Transcribe the listing exactly, leaving out every picture.

** begin Recorded information **

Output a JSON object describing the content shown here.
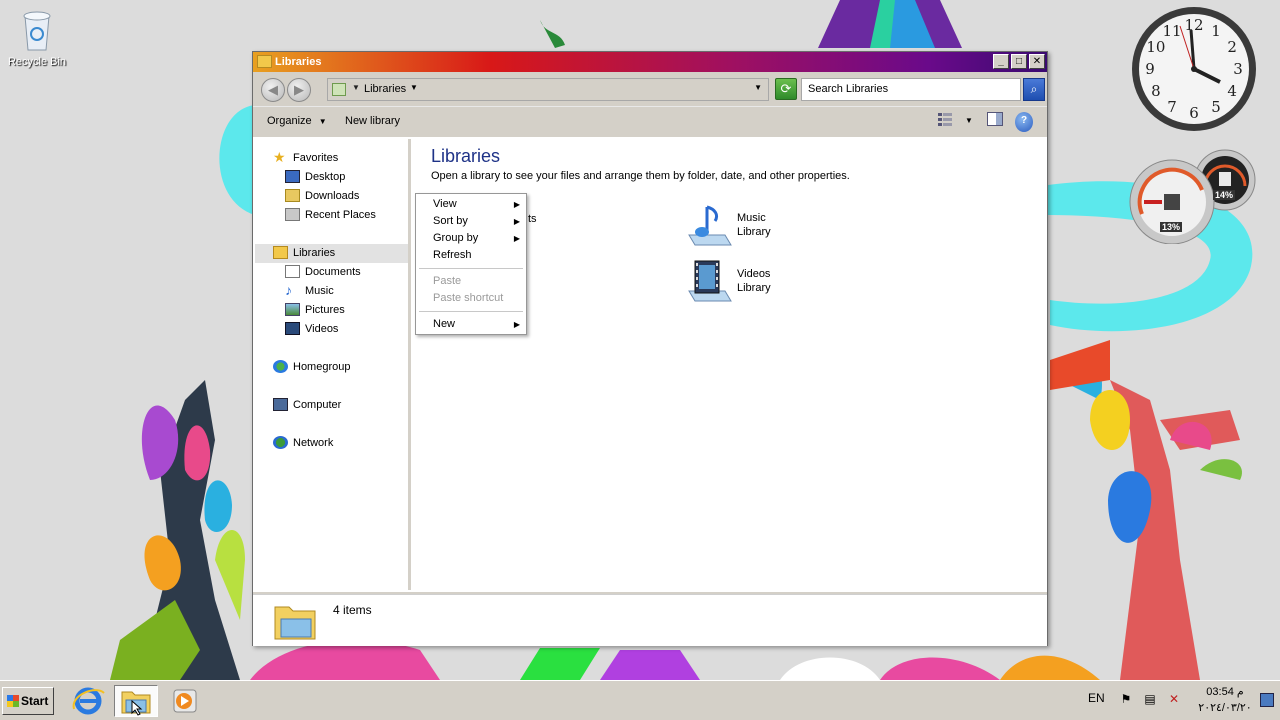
{
  "desktop": {
    "recycle_bin_label": "Recycle Bin"
  },
  "gadgets": {
    "clock_numbers": [
      "12",
      "1",
      "2",
      "3",
      "4",
      "5",
      "6",
      "7",
      "8",
      "9",
      "10",
      "11"
    ],
    "cpu_percent_label": "13%",
    "memory_percent_label": "14%"
  },
  "window": {
    "title": "Libraries",
    "min_glyph": "_",
    "max_glyph": "□",
    "close_glyph": "✕",
    "address": {
      "crumb": "Libraries",
      "back_glyph": "◀",
      "forward_glyph": "▶"
    },
    "search": {
      "placeholder": "Search Libraries"
    },
    "toolbar": {
      "organize_label": "Organize",
      "new_library_label": "New library",
      "help_glyph": "?"
    },
    "nav": {
      "favorites": "Favorites",
      "desktop": "Desktop",
      "downloads": "Downloads",
      "recent_places": "Recent Places",
      "libraries": "Libraries",
      "documents": "Documents",
      "music": "Music",
      "pictures": "Pictures",
      "videos": "Videos",
      "homegroup": "Homegroup",
      "computer": "Computer",
      "network": "Network"
    },
    "main": {
      "title": "Libraries",
      "subtitle": "Open a library to see your files and arrange them by folder, date, and other properties.",
      "partial_item_text": "ts",
      "items": [
        {
          "name": "Music",
          "sub": "Library"
        },
        {
          "name": "Videos",
          "sub": "Library"
        }
      ]
    },
    "details": {
      "count_text": "4 items"
    }
  },
  "context_menu": {
    "items": [
      {
        "label": "View",
        "submenu": true,
        "disabled": false
      },
      {
        "label": "Sort by",
        "submenu": true,
        "disabled": false
      },
      {
        "label": "Group by",
        "submenu": true,
        "disabled": false
      },
      {
        "label": "Refresh",
        "submenu": false,
        "disabled": false
      },
      {
        "label": "Paste",
        "submenu": false,
        "disabled": true
      },
      {
        "label": "Paste shortcut",
        "submenu": false,
        "disabled": true
      },
      {
        "label": "New",
        "submenu": true,
        "disabled": false
      }
    ],
    "arrow_glyph": "▶"
  },
  "taskbar": {
    "start_label": "Start",
    "language": "EN",
    "time": "03:54 م",
    "date": "٢٠٢٤/٠٣/٢٠"
  },
  "colors": {
    "title_accent": "#1e3287",
    "selection": "#e2e2e2"
  }
}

** end Recorded information **

Output for this task ->
Output a JSON object describing the content shown here.
{
  "desktop": {
    "recycle_bin_label": "Recycle Bin"
  },
  "gadgets": {
    "clock_numbers": [
      "12",
      "1",
      "2",
      "3",
      "4",
      "5",
      "6",
      "7",
      "8",
      "9",
      "10",
      "11"
    ],
    "cpu_percent_label": "13%",
    "memory_percent_label": "14%"
  },
  "window": {
    "title": "Libraries",
    "min_glyph": "_",
    "max_glyph": "□",
    "close_glyph": "✕",
    "address": {
      "crumb": "Libraries",
      "back_glyph": "◀",
      "forward_glyph": "▶"
    },
    "search": {
      "placeholder": "Search Libraries"
    },
    "toolbar": {
      "organize_label": "Organize",
      "new_library_label": "New library",
      "help_glyph": "?"
    },
    "nav": {
      "favorites": "Favorites",
      "desktop": "Desktop",
      "downloads": "Downloads",
      "recent_places": "Recent Places",
      "libraries": "Libraries",
      "documents": "Documents",
      "music": "Music",
      "pictures": "Pictures",
      "videos": "Videos",
      "homegroup": "Homegroup",
      "computer": "Computer",
      "network": "Network"
    },
    "main": {
      "title": "Libraries",
      "subtitle": "Open a library to see your files and arrange them by folder, date, and other properties.",
      "partial_item_text": "ts",
      "items": [
        {
          "name": "Music",
          "sub": "Library"
        },
        {
          "name": "Videos",
          "sub": "Library"
        }
      ]
    },
    "details": {
      "count_text": "4 items"
    }
  },
  "context_menu": {
    "items": [
      {
        "label": "View",
        "submenu": true,
        "disabled": false
      },
      {
        "label": "Sort by",
        "submenu": true,
        "disabled": false
      },
      {
        "label": "Group by",
        "submenu": true,
        "disabled": false
      },
      {
        "label": "Refresh",
        "submenu": false,
        "disabled": false
      },
      {
        "label": "Paste",
        "submenu": false,
        "disabled": true
      },
      {
        "label": "Paste shortcut",
        "submenu": false,
        "disabled": true
      },
      {
        "label": "New",
        "submenu": true,
        "disabled": false
      }
    ],
    "arrow_glyph": "▶"
  },
  "taskbar": {
    "start_label": "Start",
    "language": "EN",
    "time": "03:54 م",
    "date": "٢٠٢٤/٠٣/٢٠"
  },
  "colors": {
    "title_accent": "#1e3287",
    "selection": "#e2e2e2"
  }
}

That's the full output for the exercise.